Directions
Copy every entry word for word, but skip the pictures.

Entries shown
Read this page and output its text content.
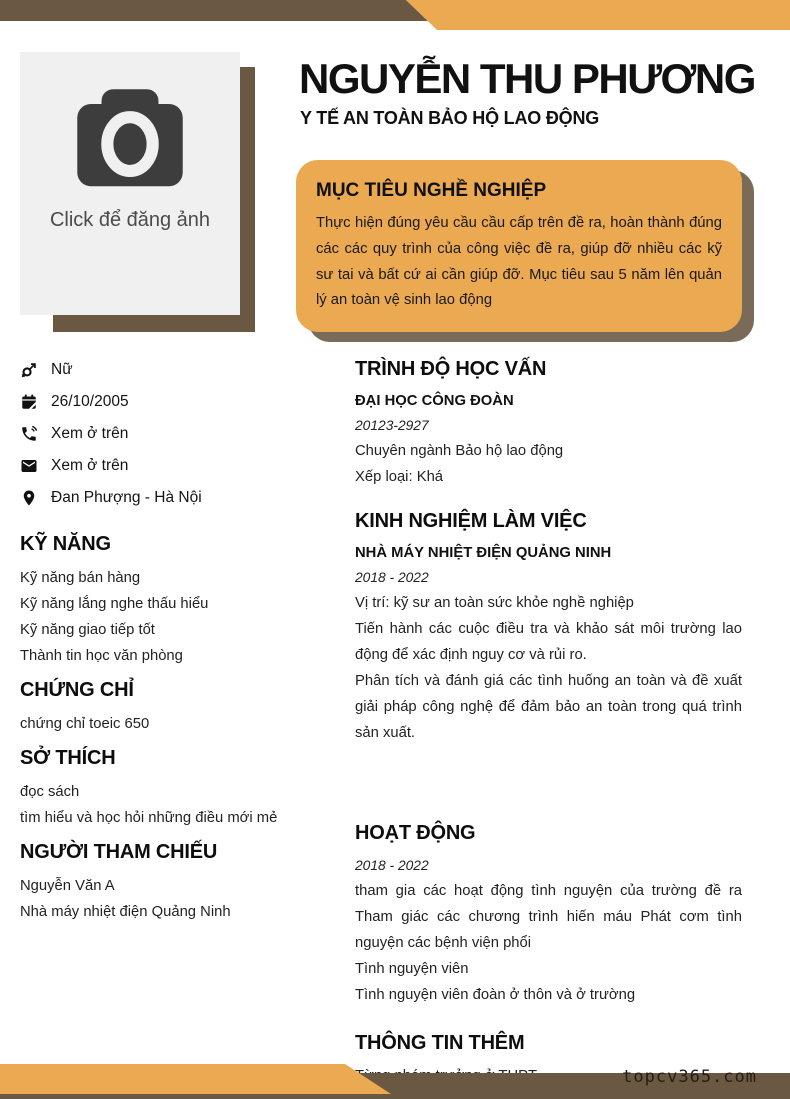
Click để đăng ảnh
NGUYỄN THU PHƯƠNG
Y TẾ AN TOÀN BẢO HỘ LAO ĐỘNG
MỤC TIÊU NGHỀ NGHIỆP

Thực hiện đúng yêu cầu cầu cấp trên đề ra, hoàn thành đúng các các quy trình của công việc đề ra, giúp đỡ nhiều các kỹ sư tai và bất cứ ai cần giúp đỡ. Mục tiêu sau 5 năm lên quản lý an toàn vệ sinh lao động

Nữ
26/10/2005
Xem ở trên
Xem ở trên
Đan Phượng - Hà Nội
KỸ NĂNG
Kỹ năng bán hàng
Kỹ năng lắng nghe thấu hiểu
Kỹ năng giao tiếp tốt
Thành tin học văn phòng
CHỨNG CHỈ
chứng chỉ toeic 650
SỞ THÍCH
đọc sách
tìm hiểu và học hỏi những điều mới mẻ
NGƯỜI THAM CHIẾU
Nguyễn Văn A
Nhà máy nhiệt điện Quảng Ninh
TRÌNH ĐỘ HỌC VẤN
ĐẠI HỌC CÔNG ĐOÀN
20123-2927

Chuyên ngành Bảo hộ lao động

Xếp loại: Khá

KINH NGHIỆM LÀM VIỆC
NHÀ MÁY NHIỆT ĐIỆN QUẢNG NINH
2018 - 2022

Vị trí: kỹ sư an toàn sức khỏe nghề nghiệp

Tiến hành các cuộc điều tra và khảo sát môi trường lao động để xác định nguy cơ và rủi ro.

Phân tích và đánh giá các tình huống an toàn và đề xuất giải pháp công nghệ để đảm bảo an toàn trong quá trình sản xuất.

HOẠT ĐỘNG
2018 - 2022

tham gia các hoạt động tình nguyện của trường đề ra Tham giác các chương trình hiến máu Phát cơm tình nguyện các bệnh viện phổi

Tình nguyện viên

Tình nguyện viên đoàn ở thôn và ở trường

THÔNG TIN THÊM

topcv365.com
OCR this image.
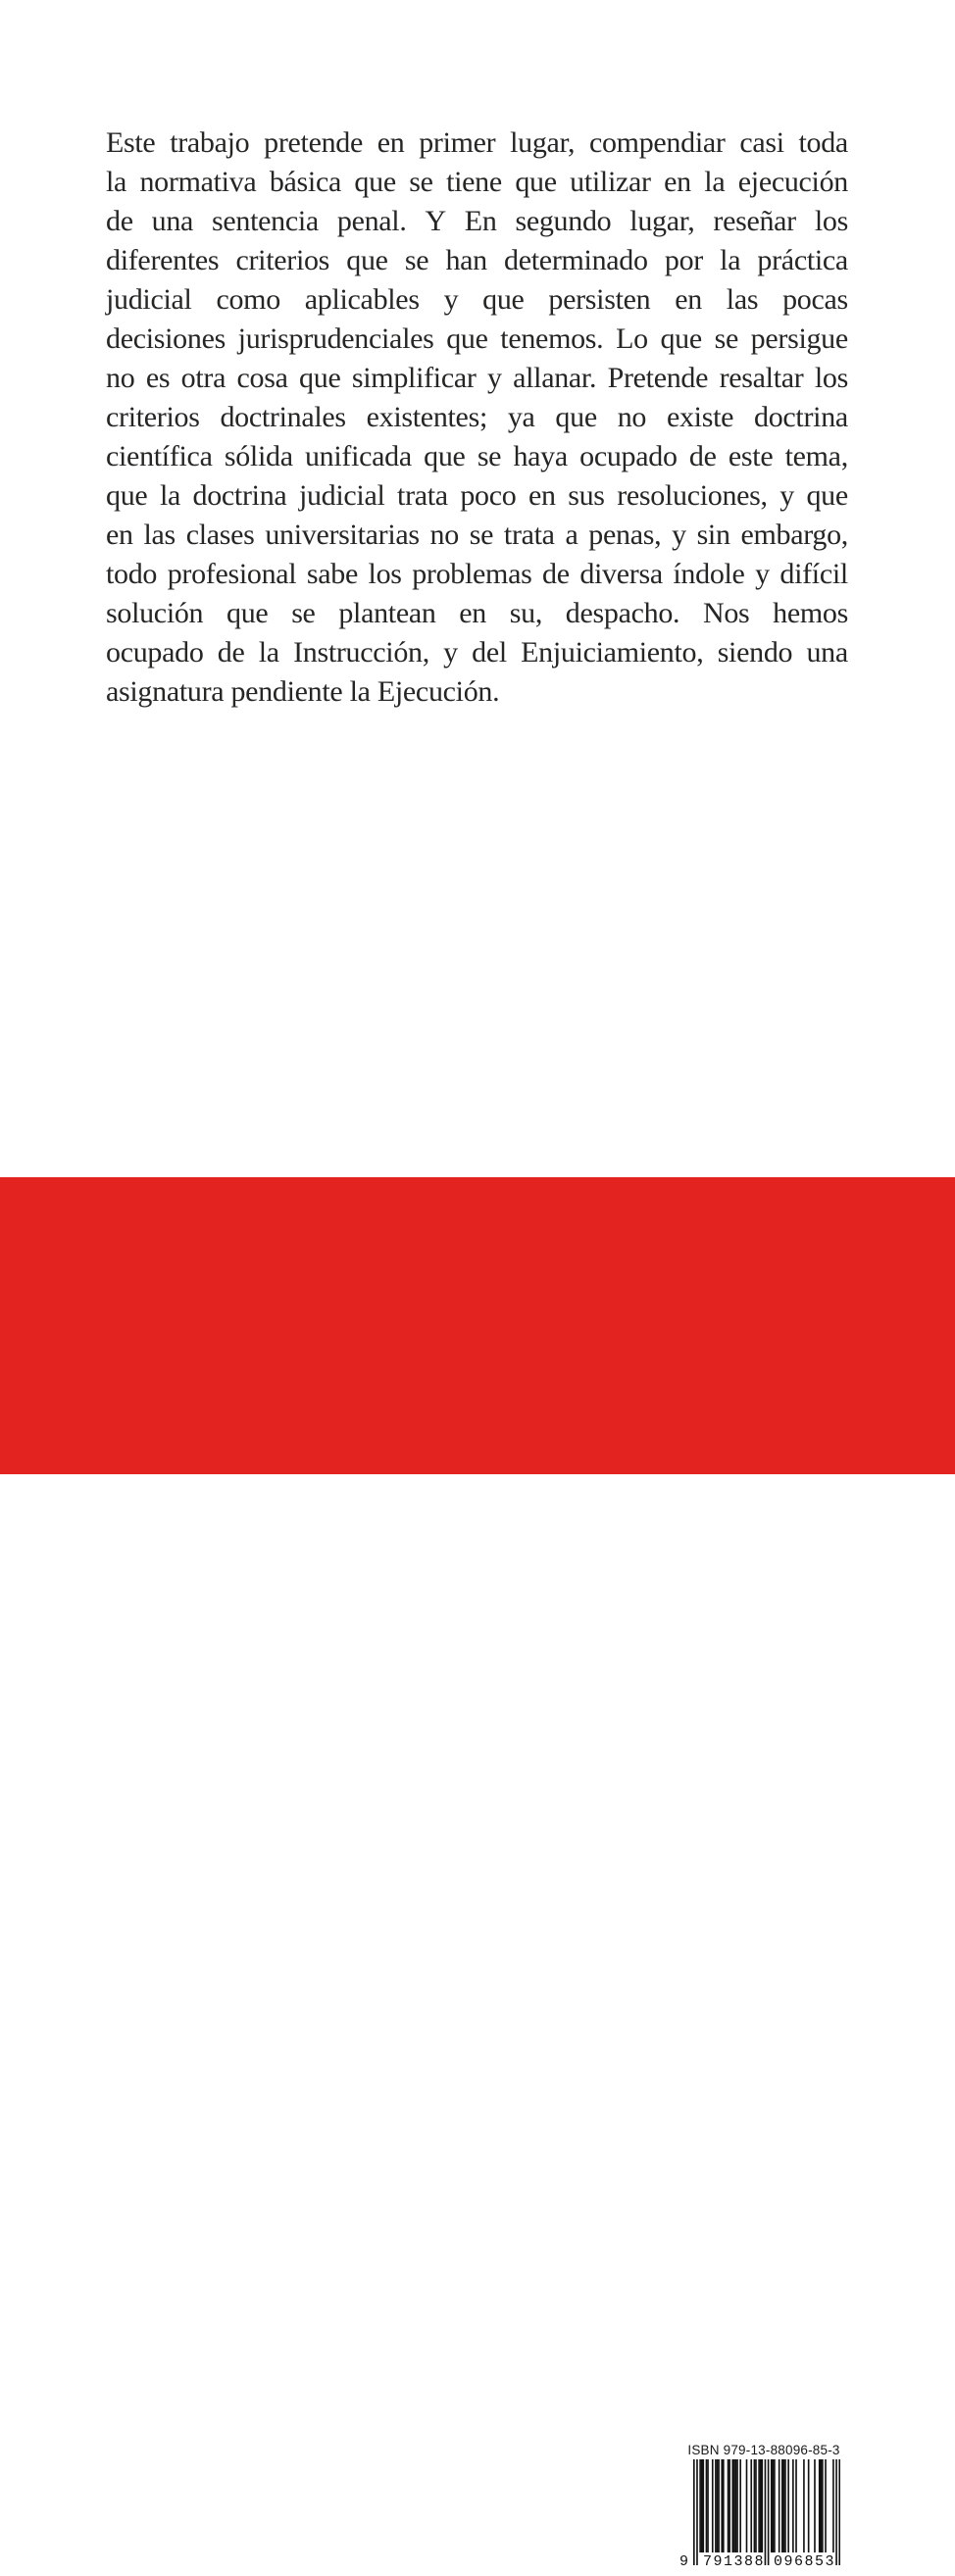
Este trabajo pretende en primer lugar, compendiar casi toda
la normativa básica que se tiene que utilizar en la ejecución
de una sentencia penal. Y En segundo lugar, reseñar los
diferentes criterios que se han determinado por la práctica
judicial como aplicables y que persisten en las pocas
decisiones jurisprudenciales que tenemos. Lo que se persigue
no es otra cosa que simplificar y allanar. Pretende resaltar los
criterios doctrinales existentes; ya que no existe doctrina
científica sólida unificada que se haya ocupado de este tema,
que la doctrina judicial trata poco en sus resoluciones, y que
en las clases universitarias no se trata a penas, y sin embargo,
todo profesional sabe los problemas de diversa índole y difícil
solución que se plantean en su, despacho. Nos hemos
ocupado de la Instrucción, y del Enjuiciamiento, siendo una
asignatura pendiente la Ejecución.
Atelier
LIBROS JURÍDICOS
ISBN 979-13-88096-85-3
9 791388 096853
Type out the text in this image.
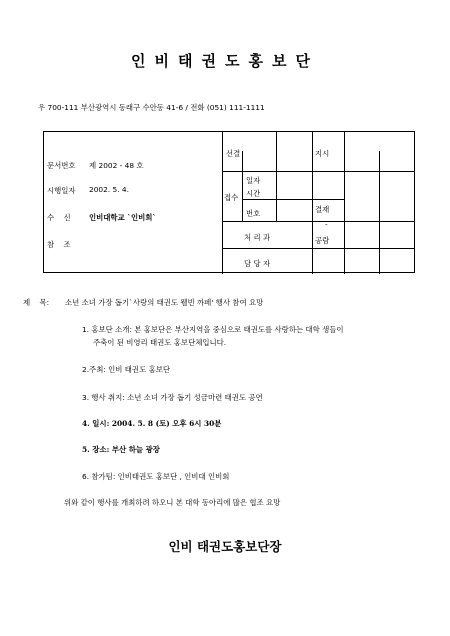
인비태권도홍보단
우 700-111 부산광역시 동래구 수안동 41-6 / 전화 (051) 111-1111
문서번호 제 2002 - 48 호
시행일자 2002. 5. 4.
수    신 인비대학교 `인비회`
참    조
선결	지시
접수
일자
시간
번호	결재
-
공람
처 리 과
담 당 자
제    목: 소년 소녀 가장 돕기`사랑의 태권도 웰빈 까페' 행사 참여 요망
1. 홍보단 소개: 본 홍보단은 부산지역을 중심으로 태권도를 사랑하는 대학 생들이
주축이 된 비영리 태권도 홍보단체입니다.
2.주최: 인비 태권도 홍보단
3. 행사 취지: 소년 소녀 가장 돕기 성금마련 태권도 공연
4. 일시: 2004. 5. 8 (토) 오후 6시 30분
5. 장소: 부산 하늘 광장
6. 참가팀: 인비태권도 홍보단 , 인비대 인비회
위와 같이 행사를 개최하려 하오니 본 대학 동아리에 많은 협조 요망
인비 태권도홍보단장
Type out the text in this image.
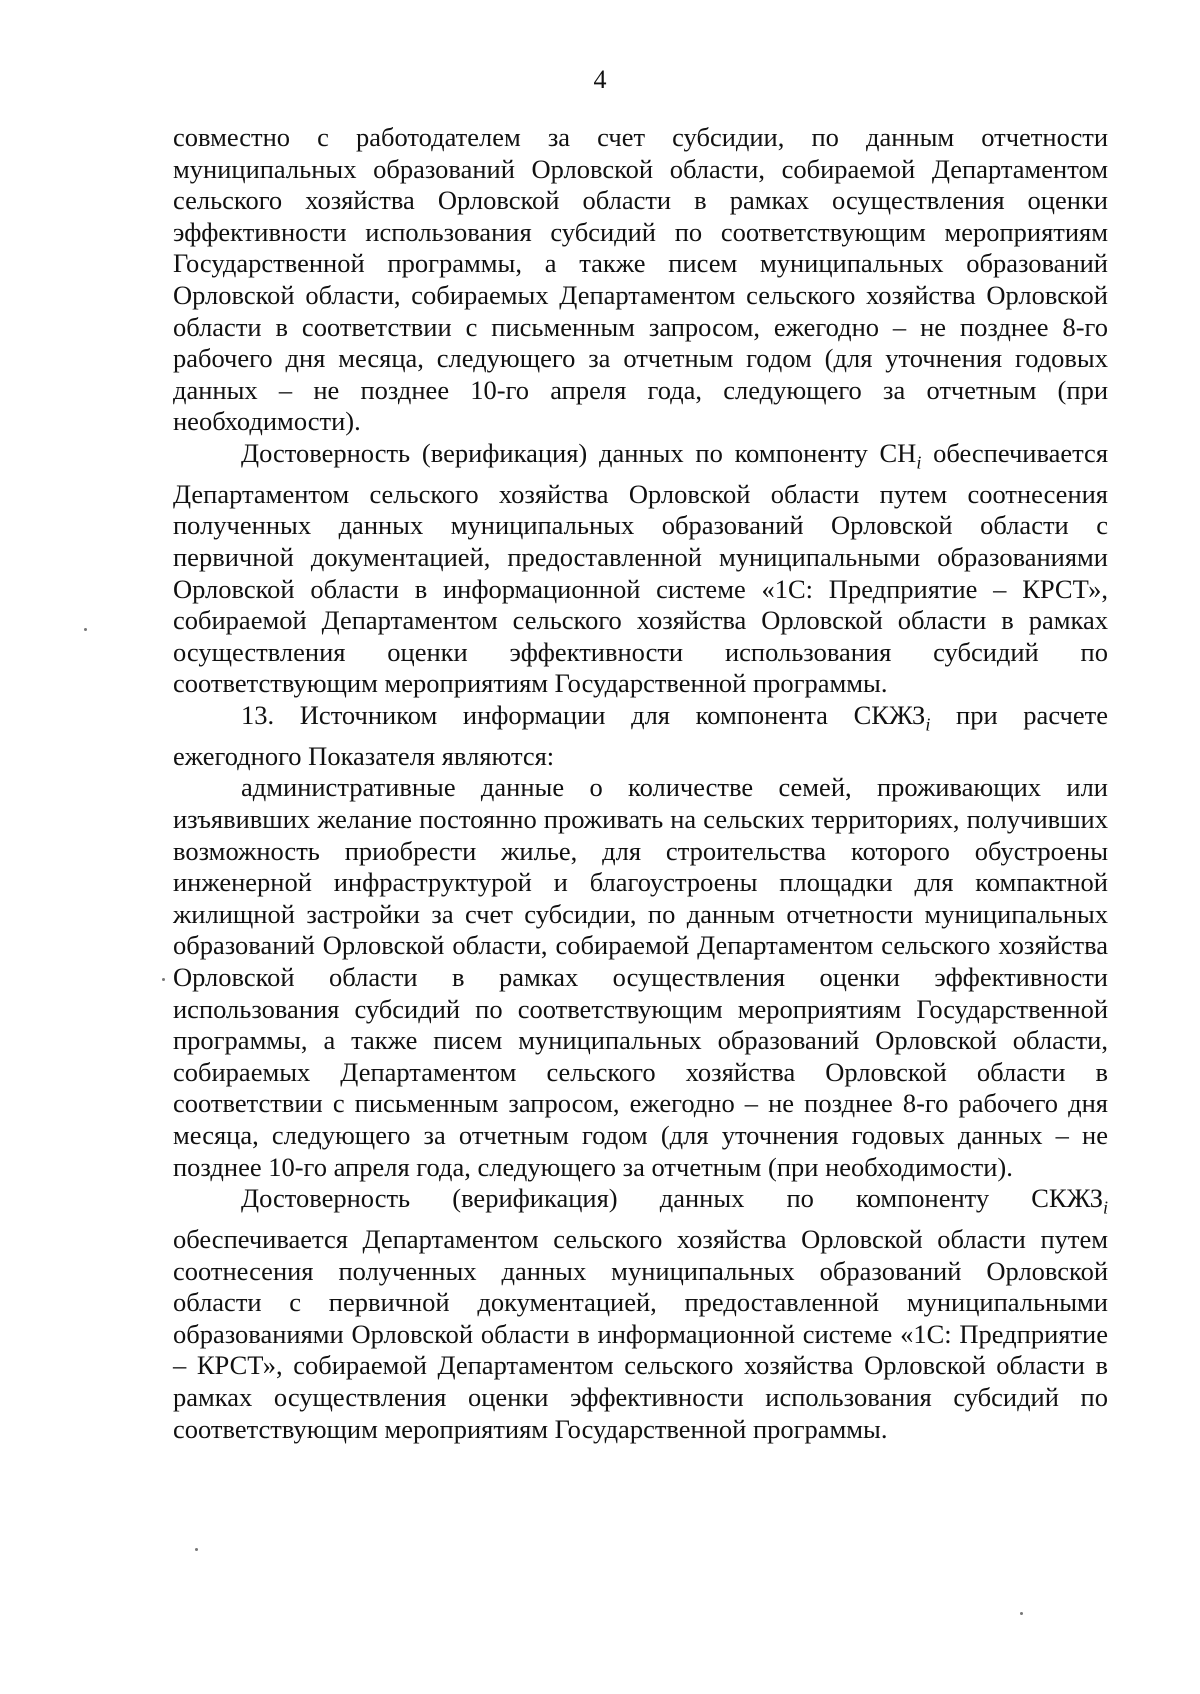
4

совместно с работодателем за счет субсидии, по данным отчетности муниципальных образований Орловской области, собираемой Департаментом сельского хозяйства Орловской области в рамках осуществления оценки эффективности использования субсидий по соответствующим мероприятиям Государственной программы, а также писем муниципальных образований Орловской области, собираемых Департаментом сельского хозяйства Орловской области в соответствии с письменным запросом, ежегодно – не позднее 8-го рабочего дня месяца, следующего за отчетным годом (для уточнения годовых данных – не позднее 10-го апреля года, следующего за отчетным (при необходимости).

Достоверность (верификация) данных по компоненту $СН_i$ обеспечивается Департаментом сельского хозяйства Орловской области путем соотнесения полученных данных муниципальных образований Орловской области с первичной документацией, предоставленной муниципальными образованиями Орловской области в информационной системе «1С: Предприятие – КРСТ», собираемой Департаментом сельского хозяйства Орловской области в рамках осуществления оценки эффективности использования субсидий по соответствующим мероприятиям Государственной программы.

13. Источником информации для компонента $СКЖЗ_i$ при расчете ежегодного Показателя являются:

административные данные о количестве семей, проживающих или изъявивших желание постоянно проживать на сельских территориях, получивших возможность приобрести жилье, для строительства которого обустроены инженерной инфраструктурой и благоустроены площадки для компактной жилищной застройки за счет субсидии, по данным отчетности муниципальных образований Орловской области, собираемой Департаментом сельского хозяйства Орловской области в рамках осуществления оценки эффективности использования субсидий по соответствующим мероприятиям Государственной программы, а также писем муниципальных образований Орловской области, собираемых Департаментом сельского хозяйства Орловской области в соответствии с письменным запросом, ежегодно – не позднее 8-го рабочего дня месяца, следующего за отчетным годом (для уточнения годовых данных – не позднее 10-го апреля года, следующего за отчетным (при необходимости).

Достоверность (верификация) данных по компоненту $СКЖЗ_i$ обеспечивается Департаментом сельского хозяйства Орловской области путем соотнесения полученных данных муниципальных образований Орловской области с первичной документацией, предоставленной муниципальными образованиями Орловской области в информационной системе «1С: Предприятие – КРСТ», собираемой Департаментом сельского хозяйства Орловской области в рамках осуществления оценки эффективности использования субсидий по соответствующим мероприятиям Государственной программы.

Right answer
Read this page and output its text content.
Click để đăng ảnh
NGUYỄN THU PHƯƠNG
Y TẾ AN TOÀN BẢO HỘ LAO ĐỘNG
MỤC TIÊU NGHỀ NGHIỆP

Thực hiện đúng yêu cầu cầu cấp trên đề ra, hoàn thành đúng các các quy trình của công việc đề ra, giúp đỡ nhiều các kỹ sư tai và bất cứ ai cần giúp đỡ. Mục tiêu sau 5 năm lên quản lý an toàn vệ sinh lao động

Nữ
26/10/2005
Xem ở trên
Xem ở trên
Đan Phượng - Hà Nội
KỸ NĂNG
Kỹ năng bán hàng
Kỹ năng lắng nghe thấu hiểu
Kỹ năng giao tiếp tốt
Thành tin học văn phòng
CHỨNG CHỈ
chứng chỉ toeic 650
SỞ THÍCH
đọc sách
tìm hiểu và học hỏi những điều mới mẻ
NGƯỜI THAM CHIẾU
Nguyễn Văn A
Nhà máy nhiệt điện Quảng Ninh
TRÌNH ĐỘ HỌC VẤN
ĐẠI HỌC CÔNG ĐOÀN
20123-2927

Chuyên ngành Bảo hộ lao động

Xếp loại: Khá

KINH NGHIỆM LÀM VIỆC
NHÀ MÁY NHIỆT ĐIỆN QUẢNG NINH
2018 - 2022

Vị trí: kỹ sư an toàn sức khỏe nghề nghiệp

Tiến hành các cuộc điều tra và khảo sát môi trường lao động để xác định nguy cơ và rủi ro.

Phân tích và đánh giá các tình huống an toàn và đề xuất giải pháp công nghệ để đảm bảo an toàn trong quá trình sản xuất.

HOẠT ĐỘNG
2018 - 2022

tham gia các hoạt động tình nguyện của trường đề ra Tham giác các chương trình hiến máu Phát cơm tình nguyện các bệnh viện phổi

Tình nguyện viên

Tình nguyện viên đoàn ở thôn và ở trường

THÔNG TIN THÊM

topcv365.com
OCR this image.
Este trabajo pretende en primer lugar, compendiar casi toda
la normativa básica que se tiene que utilizar en la ejecución
de una sentencia penal. Y En segundo lugar, reseñar los
diferentes criterios que se han determinado por la práctica
judicial como aplicables y que persisten en las pocas
decisiones jurisprudenciales que tenemos. Lo que se persigue
no es otra cosa que simplificar y allanar. Pretende resaltar los
criterios doctrinales existentes; ya que no existe doctrina
científica sólida unificada que se haya ocupado de este tema,
que la doctrina judicial trata poco en sus resoluciones, y que
en las clases universitarias no se trata a penas, y sin embargo,
todo profesional sabe los problemas de diversa índole y difícil
solución que se plantean en su, despacho. Nos hemos
ocupado de la Instrucción, y del Enjuiciamiento, siendo una
asignatura pendiente la Ejecución.
Atelier
LIBROS JURÍDICOS
ISBN 979-13-88096-85-3
9 791388 096853
Type out the text in this image.
인비태권도홍보단
우 700-111 부산광역시 동래구 수안동 41-6 / 전화 (051) 111-1111
문서번호 제 2002 - 48 호
시행일자 2002. 5. 4.
수    신 인비대학교 `인비회`
참    조
선결	지시
접수
일자
시간
번호	결재
-
공람
처 리 과
담 당 자
제    목: 소년 소녀 가장 돕기`사랑의 태권도 웰빈 까페' 행사 참여 요망
1. 홍보단 소개: 본 홍보단은 부산지역을 중심으로 태권도를 사랑하는 대학 생들이
주축이 된 비영리 태권도 홍보단체입니다.
2.주최: 인비 태권도 홍보단
3. 행사 취지: 소년 소녀 가장 돕기 성금마련 태권도 공연
4. 일시: 2004. 5. 8 (토) 오후 6시 30분
5. 장소: 부산 하늘 광장
6. 참가팀: 인비태권도 홍보단 , 인비대 인비회
위와 같이 행사를 개최하려 하오니 본 대학 동아리에 많은 협조 요망
인비 태권도홍보단장
Type out the text in this image.
4

совместно с работодателем за счет субсидии, по данным отчетности муниципальных образований Орловской области, собираемой Департаментом сельского хозяйства Орловской области в рамках осуществления оценки эффективности использования субсидий по соответствующим мероприятиям Государственной программы, а также писем муниципальных образований Орловской области, собираемых Департаментом сельского хозяйства Орловской области в соответствии с письменным запросом, ежегодно – не позднее 8-го рабочего дня месяца, следующего за отчетным годом (для уточнения годовых данных – не позднее 10-го апреля года, следующего за отчетным (при необходимости).

Достоверность (верификация) данных по компоненту $СН_i$ обеспечивается Департаментом сельского хозяйства Орловской области путем соотнесения полученных данных муниципальных образований Орловской области с первичной документацией, предоставленной муниципальными образованиями Орловской области в информационной системе «1С: Предприятие – КРСТ», собираемой Департаментом сельского хозяйства Орловской области в рамках осуществления оценки эффективности использования субсидий по соответствующим мероприятиям Государственной программы.

13. Источником информации для компонента $СКЖЗ_i$ при расчете ежегодного Показателя являются:

административные данные о количестве семей, проживающих или изъявивших желание постоянно проживать на сельских территориях, получивших возможность приобрести жилье, для строительства которого обустроены инженерной инфраструктурой и благоустроены площадки для компактной жилищной застройки за счет субсидии, по данным отчетности муниципальных образований Орловской области, собираемой Департаментом сельского хозяйства Орловской области в рамках осуществления оценки эффективности использования субсидий по соответствующим мероприятиям Государственной программы, а также писем муниципальных образований Орловской области, собираемых Департаментом сельского хозяйства Орловской области в соответствии с письменным запросом, ежегодно – не позднее 8-го рабочего дня месяца, следующего за отчетным годом (для уточнения годовых данных – не позднее 10-го апреля года, следующего за отчетным (при необходимости).

Достоверность (верификация) данных по компоненту $СКЖЗ_i$ обеспечивается Департаментом сельского хозяйства Орловской области путем соотнесения полученных данных муниципальных образований Орловской области с первичной документацией, предоставленной муниципальными образованиями Орловской области в информационной системе «1С: Предприятие – КРСТ», собираемой Департаментом сельского хозяйства Орловской области в рамках осуществления оценки эффективности использования субсидий по соответствующим мероприятиям Государственной программы.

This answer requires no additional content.